Here are some records. Copy each one exactly.

-- START OF Extracted data --

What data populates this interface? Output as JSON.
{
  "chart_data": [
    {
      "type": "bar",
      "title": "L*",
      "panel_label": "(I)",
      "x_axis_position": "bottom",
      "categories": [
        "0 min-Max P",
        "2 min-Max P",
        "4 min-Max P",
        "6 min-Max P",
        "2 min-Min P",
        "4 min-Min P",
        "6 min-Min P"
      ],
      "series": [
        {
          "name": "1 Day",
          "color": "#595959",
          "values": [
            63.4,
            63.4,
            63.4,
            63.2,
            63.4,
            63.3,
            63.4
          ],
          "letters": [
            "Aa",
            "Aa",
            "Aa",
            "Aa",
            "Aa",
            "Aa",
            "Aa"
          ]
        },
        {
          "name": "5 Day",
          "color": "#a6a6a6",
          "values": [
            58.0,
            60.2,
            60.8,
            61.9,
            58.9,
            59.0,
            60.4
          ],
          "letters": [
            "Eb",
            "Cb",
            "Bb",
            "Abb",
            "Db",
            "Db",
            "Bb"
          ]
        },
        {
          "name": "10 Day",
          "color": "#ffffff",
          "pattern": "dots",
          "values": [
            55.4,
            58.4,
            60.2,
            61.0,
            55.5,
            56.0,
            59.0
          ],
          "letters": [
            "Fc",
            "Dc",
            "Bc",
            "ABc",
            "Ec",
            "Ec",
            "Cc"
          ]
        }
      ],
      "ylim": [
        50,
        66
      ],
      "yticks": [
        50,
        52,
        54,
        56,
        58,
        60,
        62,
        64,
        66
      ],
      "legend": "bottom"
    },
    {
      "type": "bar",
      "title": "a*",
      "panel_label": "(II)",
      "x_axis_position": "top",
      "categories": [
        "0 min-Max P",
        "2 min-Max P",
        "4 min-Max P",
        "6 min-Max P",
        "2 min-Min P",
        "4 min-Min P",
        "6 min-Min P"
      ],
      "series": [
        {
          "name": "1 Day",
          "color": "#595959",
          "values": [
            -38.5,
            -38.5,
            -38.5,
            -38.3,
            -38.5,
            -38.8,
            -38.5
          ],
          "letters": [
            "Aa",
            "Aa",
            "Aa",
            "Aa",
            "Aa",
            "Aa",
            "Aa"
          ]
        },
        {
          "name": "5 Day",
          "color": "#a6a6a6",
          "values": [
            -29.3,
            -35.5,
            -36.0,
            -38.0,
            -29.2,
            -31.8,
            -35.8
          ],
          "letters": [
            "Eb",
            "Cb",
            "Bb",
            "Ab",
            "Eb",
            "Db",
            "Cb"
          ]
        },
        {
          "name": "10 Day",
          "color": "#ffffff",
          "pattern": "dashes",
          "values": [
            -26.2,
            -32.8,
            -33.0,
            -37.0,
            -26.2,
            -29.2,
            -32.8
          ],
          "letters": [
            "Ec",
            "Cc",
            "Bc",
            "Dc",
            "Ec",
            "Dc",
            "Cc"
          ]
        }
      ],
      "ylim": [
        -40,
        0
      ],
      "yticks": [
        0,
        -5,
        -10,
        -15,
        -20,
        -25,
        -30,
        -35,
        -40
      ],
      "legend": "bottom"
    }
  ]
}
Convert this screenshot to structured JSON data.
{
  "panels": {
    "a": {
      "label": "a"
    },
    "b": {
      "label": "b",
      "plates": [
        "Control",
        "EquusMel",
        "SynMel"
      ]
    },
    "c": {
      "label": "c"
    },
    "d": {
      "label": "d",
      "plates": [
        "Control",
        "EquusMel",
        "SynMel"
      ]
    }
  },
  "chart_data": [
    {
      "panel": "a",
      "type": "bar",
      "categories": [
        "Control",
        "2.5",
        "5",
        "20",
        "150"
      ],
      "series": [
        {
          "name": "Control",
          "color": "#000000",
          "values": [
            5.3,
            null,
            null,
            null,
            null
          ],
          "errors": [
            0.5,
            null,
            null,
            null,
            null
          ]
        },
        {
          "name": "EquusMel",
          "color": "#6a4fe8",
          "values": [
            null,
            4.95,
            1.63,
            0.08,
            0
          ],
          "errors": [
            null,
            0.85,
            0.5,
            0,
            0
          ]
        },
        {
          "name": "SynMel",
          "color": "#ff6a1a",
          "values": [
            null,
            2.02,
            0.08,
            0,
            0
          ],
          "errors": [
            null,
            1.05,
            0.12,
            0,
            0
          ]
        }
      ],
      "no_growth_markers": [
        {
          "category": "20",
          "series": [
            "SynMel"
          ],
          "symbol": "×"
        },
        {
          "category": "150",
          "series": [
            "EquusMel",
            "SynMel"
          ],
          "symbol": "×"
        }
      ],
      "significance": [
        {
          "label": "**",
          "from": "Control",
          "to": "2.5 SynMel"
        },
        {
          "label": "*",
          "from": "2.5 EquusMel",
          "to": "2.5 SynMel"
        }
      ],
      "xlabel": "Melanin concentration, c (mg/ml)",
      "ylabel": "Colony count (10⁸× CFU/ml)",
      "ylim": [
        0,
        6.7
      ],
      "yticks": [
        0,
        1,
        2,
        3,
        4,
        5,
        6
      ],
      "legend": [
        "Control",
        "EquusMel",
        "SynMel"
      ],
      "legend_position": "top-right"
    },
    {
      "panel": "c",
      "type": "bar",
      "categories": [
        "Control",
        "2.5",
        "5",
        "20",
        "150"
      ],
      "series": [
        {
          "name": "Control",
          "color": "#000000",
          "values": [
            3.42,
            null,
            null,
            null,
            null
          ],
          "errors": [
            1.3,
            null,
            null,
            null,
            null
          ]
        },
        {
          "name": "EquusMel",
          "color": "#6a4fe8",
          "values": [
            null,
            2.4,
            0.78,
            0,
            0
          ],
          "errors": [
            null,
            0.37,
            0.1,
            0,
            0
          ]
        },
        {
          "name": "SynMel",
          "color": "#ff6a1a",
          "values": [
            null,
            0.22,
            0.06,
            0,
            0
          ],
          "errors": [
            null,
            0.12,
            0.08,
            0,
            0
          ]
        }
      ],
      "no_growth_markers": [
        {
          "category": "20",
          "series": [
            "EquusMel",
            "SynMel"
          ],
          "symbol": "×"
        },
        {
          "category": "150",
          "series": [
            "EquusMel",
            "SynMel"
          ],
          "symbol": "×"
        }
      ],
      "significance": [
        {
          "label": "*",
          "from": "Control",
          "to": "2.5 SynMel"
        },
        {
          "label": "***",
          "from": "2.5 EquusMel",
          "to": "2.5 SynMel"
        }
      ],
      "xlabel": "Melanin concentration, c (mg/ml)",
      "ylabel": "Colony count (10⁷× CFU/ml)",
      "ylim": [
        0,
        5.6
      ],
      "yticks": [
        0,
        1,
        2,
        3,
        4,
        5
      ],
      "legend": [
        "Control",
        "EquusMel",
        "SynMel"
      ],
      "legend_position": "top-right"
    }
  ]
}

-- END OF Extracted data --

● Expected output:
What data populates this interface? Output as JSON.
{
  "chart_data": [
    {
      "type": "bar",
      "title": "L*",
      "panel_label": "(I)",
      "x_axis_position": "bottom",
      "categories": [
        "0 min-Max P",
        "2 min-Max P",
        "4 min-Max P",
        "6 min-Max P",
        "2 min-Min P",
        "4 min-Min P",
        "6 min-Min P"
      ],
      "series": [
        {
          "name": "1 Day",
          "color": "#595959",
          "values": [
            63.4,
            63.4,
            63.4,
            63.2,
            63.4,
            63.3,
            63.4
          ],
          "letters": [
            "Aa",
            "Aa",
            "Aa",
            "Aa",
            "Aa",
            "Aa",
            "Aa"
          ]
        },
        {
          "name": "5 Day",
          "color": "#a6a6a6",
          "values": [
            58.0,
            60.2,
            60.8,
            61.9,
            58.9,
            59.0,
            60.4
          ],
          "letters": [
            "Eb",
            "Cb",
            "Bb",
            "Abb",
            "Db",
            "Db",
            "Bb"
          ]
        },
        {
          "name": "10 Day",
          "color": "#ffffff",
          "pattern": "dots",
          "values": [
            55.4,
            58.4,
            60.2,
            61.0,
            55.5,
            56.0,
            59.0
          ],
          "letters": [
            "Fc",
            "Dc",
            "Bc",
            "ABc",
            "Ec",
            "Ec",
            "Cc"
          ]
        }
      ],
      "ylim": [
        50,
        66
      ],
      "yticks": [
        50,
        52,
        54,
        56,
        58,
        60,
        62,
        64,
        66
      ],
      "legend": "bottom"
    },
    {
      "type": "bar",
      "title": "a*",
      "panel_label": "(II)",
      "x_axis_position": "top",
      "categories": [
        "0 min-Max P",
        "2 min-Max P",
        "4 min-Max P",
        "6 min-Max P",
        "2 min-Min P",
        "4 min-Min P",
        "6 min-Min P"
      ],
      "series": [
        {
          "name": "1 Day",
          "color": "#595959",
          "values": [
            -38.5,
            -38.5,
            -38.5,
            -38.3,
            -38.5,
            -38.8,
            -38.5
          ],
          "letters": [
            "Aa",
            "Aa",
            "Aa",
            "Aa",
            "Aa",
            "Aa",
            "Aa"
          ]
        },
        {
          "name": "5 Day",
          "color": "#a6a6a6",
          "values": [
            -29.3,
            -35.5,
            -36.0,
            -38.0,
            -29.2,
            -31.8,
            -35.8
          ],
          "letters": [
            "Eb",
            "Cb",
            "Bb",
            "Ab",
            "Eb",
            "Db",
            "Cb"
          ]
        },
        {
          "name": "10 Day",
          "color": "#ffffff",
          "pattern": "dashes",
          "values": [
            -26.2,
            -32.8,
            -33.0,
            -37.0,
            -26.2,
            -29.2,
            -32.8
          ],
          "letters": [
            "Ec",
            "Cc",
            "Bc",
            "Dc",
            "Ec",
            "Dc",
            "Cc"
          ]
        }
      ],
      "ylim": [
        -40,
        0
      ],
      "yticks": [
        0,
        -5,
        -10,
        -15,
        -20,
        -25,
        -30,
        -35,
        -40
      ],
      "legend": "bottom"
    }
  ]
}
Convert this screenshot to structured JSON data.
{
  "panels": {
    "a": {
      "label": "a"
    },
    "b": {
      "label": "b",
      "plates": [
        "Control",
        "EquusMel",
        "SynMel"
      ]
    },
    "c": {
      "label": "c"
    },
    "d": {
      "label": "d",
      "plates": [
        "Control",
        "EquusMel",
        "SynMel"
      ]
    }
  },
  "chart_data": [
    {
      "panel": "a",
      "type": "bar",
      "categories": [
        "Control",
        "2.5",
        "5",
        "20",
        "150"
      ],
      "series": [
        {
          "name": "Control",
          "color": "#000000",
          "values": [
            5.3,
            null,
            null,
            null,
            null
          ],
          "errors": [
            0.5,
            null,
            null,
            null,
            null
          ]
        },
        {
          "name": "EquusMel",
          "color": "#6a4fe8",
          "values": [
            null,
            4.95,
            1.63,
            0.08,
            0
          ],
          "errors": [
            null,
            0.85,
            0.5,
            0,
            0
          ]
        },
        {
          "name": "SynMel",
          "color": "#ff6a1a",
          "values": [
            null,
            2.02,
            0.08,
            0,
            0
          ],
          "errors": [
            null,
            1.05,
            0.12,
            0,
            0
          ]
        }
      ],
      "no_growth_markers": [
        {
          "category": "20",
          "series": [
            "SynMel"
          ],
          "symbol": "×"
        },
        {
          "category": "150",
          "series": [
            "EquusMel",
            "SynMel"
          ],
          "symbol": "×"
        }
      ],
      "significance": [
        {
          "label": "**",
          "from": "Control",
          "to": "2.5 SynMel"
        },
        {
          "label": "*",
          "from": "2.5 EquusMel",
          "to": "2.5 SynMel"
        }
      ],
      "xlabel": "Melanin concentration, c (mg/ml)",
      "ylabel": "Colony count (10⁸× CFU/ml)",
      "ylim": [
        0,
        6.7
      ],
      "yticks": [
        0,
        1,
        2,
        3,
        4,
        5,
        6
      ],
      "legend": [
        "Control",
        "EquusMel",
        "SynMel"
      ],
      "legend_position": "top-right"
    },
    {
      "panel": "c",
      "type": "bar",
      "categories": [
        "Control",
        "2.5",
        "5",
        "20",
        "150"
      ],
      "series": [
        {
          "name": "Control",
          "color": "#000000",
          "values": [
            3.42,
            null,
            null,
            null,
            null
          ],
          "errors": [
            1.3,
            null,
            null,
            null,
            null
          ]
        },
        {
          "name": "EquusMel",
          "color": "#6a4fe8",
          "values": [
            null,
            2.4,
            0.78,
            0,
            0
          ],
          "errors": [
            null,
            0.37,
            0.1,
            0,
            0
          ]
        },
        {
          "name": "SynMel",
          "color": "#ff6a1a",
          "values": [
            null,
            0.22,
            0.06,
            0,
            0
          ],
          "errors": [
            null,
            0.12,
            0.08,
            0,
            0
          ]
        }
      ],
      "no_growth_markers": [
        {
          "category": "20",
          "series": [
            "EquusMel",
            "SynMel"
          ],
          "symbol": "×"
        },
        {
          "category": "150",
          "series": [
            "EquusMel",
            "SynMel"
          ],
          "symbol": "×"
        }
      ],
      "significance": [
        {
          "label": "*",
          "from": "Control",
          "to": "2.5 SynMel"
        },
        {
          "label": "***",
          "from": "2.5 EquusMel",
          "to": "2.5 SynMel"
        }
      ],
      "xlabel": "Melanin concentration, c (mg/ml)",
      "ylabel": "Colony count (10⁷× CFU/ml)",
      "ylim": [
        0,
        5.6
      ],
      "yticks": [
        0,
        1,
        2,
        3,
        4,
        5
      ],
      "legend": [
        "Control",
        "EquusMel",
        "SynMel"
      ],
      "legend_position": "top-right"
    }
  ]
}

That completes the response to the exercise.